— Start of The records —

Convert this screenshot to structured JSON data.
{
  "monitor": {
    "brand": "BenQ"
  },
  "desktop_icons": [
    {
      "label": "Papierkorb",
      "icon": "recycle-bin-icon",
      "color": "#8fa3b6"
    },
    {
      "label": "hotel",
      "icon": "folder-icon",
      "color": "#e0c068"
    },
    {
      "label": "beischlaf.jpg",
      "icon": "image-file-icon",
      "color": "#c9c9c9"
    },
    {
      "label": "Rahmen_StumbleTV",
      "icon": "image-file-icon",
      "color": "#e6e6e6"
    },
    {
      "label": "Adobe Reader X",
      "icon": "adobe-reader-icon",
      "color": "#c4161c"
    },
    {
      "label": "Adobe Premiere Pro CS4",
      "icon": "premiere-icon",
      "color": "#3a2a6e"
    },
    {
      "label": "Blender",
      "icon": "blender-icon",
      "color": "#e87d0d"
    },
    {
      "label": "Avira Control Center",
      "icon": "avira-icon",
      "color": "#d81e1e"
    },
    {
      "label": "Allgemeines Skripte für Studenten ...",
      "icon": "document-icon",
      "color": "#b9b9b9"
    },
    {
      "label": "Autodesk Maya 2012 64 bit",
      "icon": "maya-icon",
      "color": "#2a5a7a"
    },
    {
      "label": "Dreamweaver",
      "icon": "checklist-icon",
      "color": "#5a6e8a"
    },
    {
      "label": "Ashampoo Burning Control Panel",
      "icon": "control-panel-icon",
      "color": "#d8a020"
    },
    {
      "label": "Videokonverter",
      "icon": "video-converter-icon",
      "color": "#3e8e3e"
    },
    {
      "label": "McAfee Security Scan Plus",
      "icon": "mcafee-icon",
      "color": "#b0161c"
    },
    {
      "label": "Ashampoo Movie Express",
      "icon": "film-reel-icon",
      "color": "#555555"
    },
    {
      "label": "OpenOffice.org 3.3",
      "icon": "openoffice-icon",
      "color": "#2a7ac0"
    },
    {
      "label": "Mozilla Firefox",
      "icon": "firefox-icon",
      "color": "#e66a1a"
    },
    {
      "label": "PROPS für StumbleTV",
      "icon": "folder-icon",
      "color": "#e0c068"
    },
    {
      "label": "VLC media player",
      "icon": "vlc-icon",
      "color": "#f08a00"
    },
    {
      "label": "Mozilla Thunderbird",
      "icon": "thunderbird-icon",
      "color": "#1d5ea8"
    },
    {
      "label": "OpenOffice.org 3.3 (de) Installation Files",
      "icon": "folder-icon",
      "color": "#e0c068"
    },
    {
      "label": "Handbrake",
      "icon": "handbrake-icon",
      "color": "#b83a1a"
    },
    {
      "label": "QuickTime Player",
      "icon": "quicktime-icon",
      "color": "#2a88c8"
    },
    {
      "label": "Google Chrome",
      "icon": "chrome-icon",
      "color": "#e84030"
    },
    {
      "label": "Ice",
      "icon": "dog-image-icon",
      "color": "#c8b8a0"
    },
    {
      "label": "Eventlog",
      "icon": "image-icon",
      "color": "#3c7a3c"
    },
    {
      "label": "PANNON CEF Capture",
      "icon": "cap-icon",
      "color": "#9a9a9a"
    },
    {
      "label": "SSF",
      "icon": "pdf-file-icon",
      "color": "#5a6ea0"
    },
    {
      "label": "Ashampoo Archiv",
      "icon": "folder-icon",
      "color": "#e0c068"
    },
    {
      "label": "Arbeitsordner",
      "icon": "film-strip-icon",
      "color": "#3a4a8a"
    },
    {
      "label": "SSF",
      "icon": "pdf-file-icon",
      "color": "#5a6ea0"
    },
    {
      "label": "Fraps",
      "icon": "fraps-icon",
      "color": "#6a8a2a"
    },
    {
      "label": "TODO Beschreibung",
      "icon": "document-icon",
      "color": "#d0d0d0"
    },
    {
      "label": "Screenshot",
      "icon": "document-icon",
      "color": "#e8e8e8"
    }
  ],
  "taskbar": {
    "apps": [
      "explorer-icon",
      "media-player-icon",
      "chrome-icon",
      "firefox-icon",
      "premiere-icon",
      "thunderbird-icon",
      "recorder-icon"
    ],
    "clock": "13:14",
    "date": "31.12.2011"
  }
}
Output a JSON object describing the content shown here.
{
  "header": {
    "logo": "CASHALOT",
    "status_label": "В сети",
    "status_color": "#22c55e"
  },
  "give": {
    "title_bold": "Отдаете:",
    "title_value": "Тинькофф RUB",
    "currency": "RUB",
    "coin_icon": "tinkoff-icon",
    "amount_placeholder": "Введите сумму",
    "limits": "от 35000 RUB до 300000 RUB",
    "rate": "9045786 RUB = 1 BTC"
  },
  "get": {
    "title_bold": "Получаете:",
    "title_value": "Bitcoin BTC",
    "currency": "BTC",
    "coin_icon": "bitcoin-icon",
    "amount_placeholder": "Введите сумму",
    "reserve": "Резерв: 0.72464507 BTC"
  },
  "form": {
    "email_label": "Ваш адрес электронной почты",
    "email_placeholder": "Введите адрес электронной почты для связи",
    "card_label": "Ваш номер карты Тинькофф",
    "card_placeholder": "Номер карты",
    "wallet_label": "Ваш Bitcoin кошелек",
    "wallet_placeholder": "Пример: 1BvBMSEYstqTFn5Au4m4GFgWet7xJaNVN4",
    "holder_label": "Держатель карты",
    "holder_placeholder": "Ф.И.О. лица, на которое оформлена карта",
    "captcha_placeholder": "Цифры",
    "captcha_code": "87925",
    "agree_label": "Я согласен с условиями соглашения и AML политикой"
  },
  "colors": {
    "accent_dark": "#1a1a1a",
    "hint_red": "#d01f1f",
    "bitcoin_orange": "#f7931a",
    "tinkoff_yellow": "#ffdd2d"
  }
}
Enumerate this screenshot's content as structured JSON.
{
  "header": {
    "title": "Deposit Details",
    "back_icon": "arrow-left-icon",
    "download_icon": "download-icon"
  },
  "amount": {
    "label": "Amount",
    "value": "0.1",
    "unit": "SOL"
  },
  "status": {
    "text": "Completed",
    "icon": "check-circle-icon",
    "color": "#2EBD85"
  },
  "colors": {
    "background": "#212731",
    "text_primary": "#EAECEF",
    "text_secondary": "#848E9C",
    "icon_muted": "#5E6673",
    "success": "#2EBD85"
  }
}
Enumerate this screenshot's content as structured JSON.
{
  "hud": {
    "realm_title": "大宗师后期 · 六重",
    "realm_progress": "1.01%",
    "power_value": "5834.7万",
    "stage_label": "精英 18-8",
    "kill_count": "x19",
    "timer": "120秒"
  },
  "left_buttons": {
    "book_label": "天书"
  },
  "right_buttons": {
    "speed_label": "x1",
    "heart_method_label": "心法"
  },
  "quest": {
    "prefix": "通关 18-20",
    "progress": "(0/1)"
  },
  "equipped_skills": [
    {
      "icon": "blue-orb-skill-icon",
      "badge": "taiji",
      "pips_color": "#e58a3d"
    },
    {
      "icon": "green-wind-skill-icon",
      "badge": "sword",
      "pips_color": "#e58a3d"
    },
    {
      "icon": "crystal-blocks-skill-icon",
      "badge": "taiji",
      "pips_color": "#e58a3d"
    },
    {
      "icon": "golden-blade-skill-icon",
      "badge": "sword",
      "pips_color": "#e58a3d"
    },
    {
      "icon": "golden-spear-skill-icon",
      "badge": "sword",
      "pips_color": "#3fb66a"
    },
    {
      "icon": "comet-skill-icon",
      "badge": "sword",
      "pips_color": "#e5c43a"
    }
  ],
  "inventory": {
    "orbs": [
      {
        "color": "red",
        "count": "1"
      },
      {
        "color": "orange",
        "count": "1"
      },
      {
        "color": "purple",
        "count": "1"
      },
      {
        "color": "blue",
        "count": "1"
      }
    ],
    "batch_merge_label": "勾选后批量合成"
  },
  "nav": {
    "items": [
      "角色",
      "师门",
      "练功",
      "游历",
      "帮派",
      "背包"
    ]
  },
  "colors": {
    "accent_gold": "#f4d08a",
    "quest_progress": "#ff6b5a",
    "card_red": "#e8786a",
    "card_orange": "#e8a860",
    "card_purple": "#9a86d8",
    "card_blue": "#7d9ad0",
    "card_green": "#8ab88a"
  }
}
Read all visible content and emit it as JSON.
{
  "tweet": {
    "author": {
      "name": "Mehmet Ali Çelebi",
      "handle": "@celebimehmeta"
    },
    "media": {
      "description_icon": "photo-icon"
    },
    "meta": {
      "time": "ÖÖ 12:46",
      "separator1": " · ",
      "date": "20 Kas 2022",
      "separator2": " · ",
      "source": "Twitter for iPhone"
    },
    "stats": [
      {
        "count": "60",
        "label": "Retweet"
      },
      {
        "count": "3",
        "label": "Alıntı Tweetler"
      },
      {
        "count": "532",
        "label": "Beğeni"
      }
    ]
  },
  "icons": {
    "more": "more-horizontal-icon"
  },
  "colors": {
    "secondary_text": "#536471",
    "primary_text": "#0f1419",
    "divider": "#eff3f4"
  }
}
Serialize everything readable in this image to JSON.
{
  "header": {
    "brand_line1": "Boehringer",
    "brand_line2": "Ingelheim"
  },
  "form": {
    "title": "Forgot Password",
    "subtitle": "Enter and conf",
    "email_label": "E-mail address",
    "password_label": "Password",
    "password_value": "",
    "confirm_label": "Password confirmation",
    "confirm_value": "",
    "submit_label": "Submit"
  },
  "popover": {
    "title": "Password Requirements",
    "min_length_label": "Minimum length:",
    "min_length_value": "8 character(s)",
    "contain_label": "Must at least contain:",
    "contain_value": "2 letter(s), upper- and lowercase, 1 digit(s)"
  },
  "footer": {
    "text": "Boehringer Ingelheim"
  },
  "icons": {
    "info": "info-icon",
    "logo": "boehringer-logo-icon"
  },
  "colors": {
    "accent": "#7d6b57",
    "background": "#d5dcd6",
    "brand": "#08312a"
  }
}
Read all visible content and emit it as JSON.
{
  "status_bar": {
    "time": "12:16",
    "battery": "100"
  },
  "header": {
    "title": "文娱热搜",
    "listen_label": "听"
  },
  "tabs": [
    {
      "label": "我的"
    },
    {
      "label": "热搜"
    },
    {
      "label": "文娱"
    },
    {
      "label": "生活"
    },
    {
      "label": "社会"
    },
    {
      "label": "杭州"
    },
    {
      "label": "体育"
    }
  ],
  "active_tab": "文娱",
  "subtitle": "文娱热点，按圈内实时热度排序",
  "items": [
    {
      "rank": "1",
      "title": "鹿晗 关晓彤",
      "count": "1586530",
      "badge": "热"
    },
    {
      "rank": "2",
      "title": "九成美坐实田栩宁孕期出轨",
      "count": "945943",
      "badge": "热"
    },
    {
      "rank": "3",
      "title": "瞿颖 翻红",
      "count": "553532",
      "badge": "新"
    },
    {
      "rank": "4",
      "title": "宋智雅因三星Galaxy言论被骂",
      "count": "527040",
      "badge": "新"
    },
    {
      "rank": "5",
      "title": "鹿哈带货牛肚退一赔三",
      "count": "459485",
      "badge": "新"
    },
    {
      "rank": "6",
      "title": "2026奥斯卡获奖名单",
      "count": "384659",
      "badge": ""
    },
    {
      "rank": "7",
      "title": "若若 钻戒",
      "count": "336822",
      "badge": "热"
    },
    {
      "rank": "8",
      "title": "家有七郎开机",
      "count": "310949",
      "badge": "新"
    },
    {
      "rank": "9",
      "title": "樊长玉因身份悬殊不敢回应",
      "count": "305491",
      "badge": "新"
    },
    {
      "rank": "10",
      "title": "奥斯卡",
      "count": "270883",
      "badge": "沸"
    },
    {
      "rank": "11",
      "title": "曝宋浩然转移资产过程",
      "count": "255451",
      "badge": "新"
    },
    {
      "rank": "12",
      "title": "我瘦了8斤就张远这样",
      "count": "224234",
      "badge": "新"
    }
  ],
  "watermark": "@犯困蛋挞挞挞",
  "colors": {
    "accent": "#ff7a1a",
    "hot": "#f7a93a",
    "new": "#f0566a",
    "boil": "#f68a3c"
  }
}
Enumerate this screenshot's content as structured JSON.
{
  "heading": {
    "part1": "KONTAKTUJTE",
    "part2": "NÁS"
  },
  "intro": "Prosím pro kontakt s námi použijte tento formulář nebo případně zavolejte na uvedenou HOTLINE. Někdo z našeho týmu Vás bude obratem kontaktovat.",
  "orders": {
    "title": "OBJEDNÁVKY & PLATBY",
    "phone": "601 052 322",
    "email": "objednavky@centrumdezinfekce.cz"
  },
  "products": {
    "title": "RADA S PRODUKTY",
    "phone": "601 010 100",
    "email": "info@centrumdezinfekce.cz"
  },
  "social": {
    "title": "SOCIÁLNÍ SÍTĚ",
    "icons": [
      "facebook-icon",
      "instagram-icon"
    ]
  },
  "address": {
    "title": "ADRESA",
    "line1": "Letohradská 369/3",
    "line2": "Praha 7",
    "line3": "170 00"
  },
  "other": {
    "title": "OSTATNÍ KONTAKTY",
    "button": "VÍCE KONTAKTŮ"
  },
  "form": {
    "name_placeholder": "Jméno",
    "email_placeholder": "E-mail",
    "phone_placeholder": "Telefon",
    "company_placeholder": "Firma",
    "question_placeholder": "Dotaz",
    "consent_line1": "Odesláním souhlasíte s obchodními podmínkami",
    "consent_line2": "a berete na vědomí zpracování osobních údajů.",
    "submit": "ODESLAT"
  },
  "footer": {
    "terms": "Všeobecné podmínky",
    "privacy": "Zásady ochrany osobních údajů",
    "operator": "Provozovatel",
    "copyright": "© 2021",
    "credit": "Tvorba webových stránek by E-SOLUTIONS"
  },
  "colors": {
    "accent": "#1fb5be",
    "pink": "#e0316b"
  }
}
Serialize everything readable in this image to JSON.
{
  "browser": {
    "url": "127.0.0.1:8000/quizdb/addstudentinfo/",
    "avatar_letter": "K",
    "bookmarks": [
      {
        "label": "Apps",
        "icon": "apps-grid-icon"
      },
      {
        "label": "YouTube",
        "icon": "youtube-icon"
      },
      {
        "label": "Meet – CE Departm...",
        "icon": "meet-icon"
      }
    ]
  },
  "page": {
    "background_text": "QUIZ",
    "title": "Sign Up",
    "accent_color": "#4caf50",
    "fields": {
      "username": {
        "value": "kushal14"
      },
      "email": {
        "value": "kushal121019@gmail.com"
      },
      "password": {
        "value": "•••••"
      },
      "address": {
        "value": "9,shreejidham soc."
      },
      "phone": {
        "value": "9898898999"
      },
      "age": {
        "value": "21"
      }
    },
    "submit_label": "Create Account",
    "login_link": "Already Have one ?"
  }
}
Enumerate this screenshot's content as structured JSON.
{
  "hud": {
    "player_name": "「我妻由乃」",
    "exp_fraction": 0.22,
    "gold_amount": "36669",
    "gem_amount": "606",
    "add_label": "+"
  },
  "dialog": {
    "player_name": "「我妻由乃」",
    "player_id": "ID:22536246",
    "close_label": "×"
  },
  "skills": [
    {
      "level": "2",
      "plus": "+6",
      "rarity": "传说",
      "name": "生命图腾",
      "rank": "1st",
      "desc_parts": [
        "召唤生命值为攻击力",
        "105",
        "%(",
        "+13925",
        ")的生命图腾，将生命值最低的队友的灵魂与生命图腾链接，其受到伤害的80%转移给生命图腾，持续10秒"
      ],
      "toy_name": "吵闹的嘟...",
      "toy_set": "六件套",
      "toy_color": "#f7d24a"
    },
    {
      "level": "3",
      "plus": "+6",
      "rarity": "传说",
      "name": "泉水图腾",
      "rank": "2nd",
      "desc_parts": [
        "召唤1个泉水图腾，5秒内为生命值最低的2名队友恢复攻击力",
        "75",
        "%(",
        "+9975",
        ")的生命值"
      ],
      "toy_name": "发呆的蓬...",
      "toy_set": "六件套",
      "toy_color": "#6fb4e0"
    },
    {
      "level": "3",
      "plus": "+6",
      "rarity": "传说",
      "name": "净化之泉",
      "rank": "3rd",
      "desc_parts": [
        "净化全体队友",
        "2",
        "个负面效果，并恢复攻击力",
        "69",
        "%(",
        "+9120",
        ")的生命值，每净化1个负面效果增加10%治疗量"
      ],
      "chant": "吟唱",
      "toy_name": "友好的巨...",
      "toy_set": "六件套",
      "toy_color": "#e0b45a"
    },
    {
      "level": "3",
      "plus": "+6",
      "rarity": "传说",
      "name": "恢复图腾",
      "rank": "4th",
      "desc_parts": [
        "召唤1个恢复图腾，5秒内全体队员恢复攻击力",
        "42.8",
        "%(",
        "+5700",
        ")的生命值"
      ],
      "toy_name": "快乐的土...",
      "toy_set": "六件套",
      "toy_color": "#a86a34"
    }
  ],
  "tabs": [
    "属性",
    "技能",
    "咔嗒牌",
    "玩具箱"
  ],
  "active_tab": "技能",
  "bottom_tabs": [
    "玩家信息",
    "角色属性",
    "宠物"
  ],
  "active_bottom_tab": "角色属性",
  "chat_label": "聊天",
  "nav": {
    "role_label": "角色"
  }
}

— End of The records —

- _Required task_:
Your task is to report how many lines of the material include the string "адрес". Give the number and no other words.

- _Response to this exercise_:
2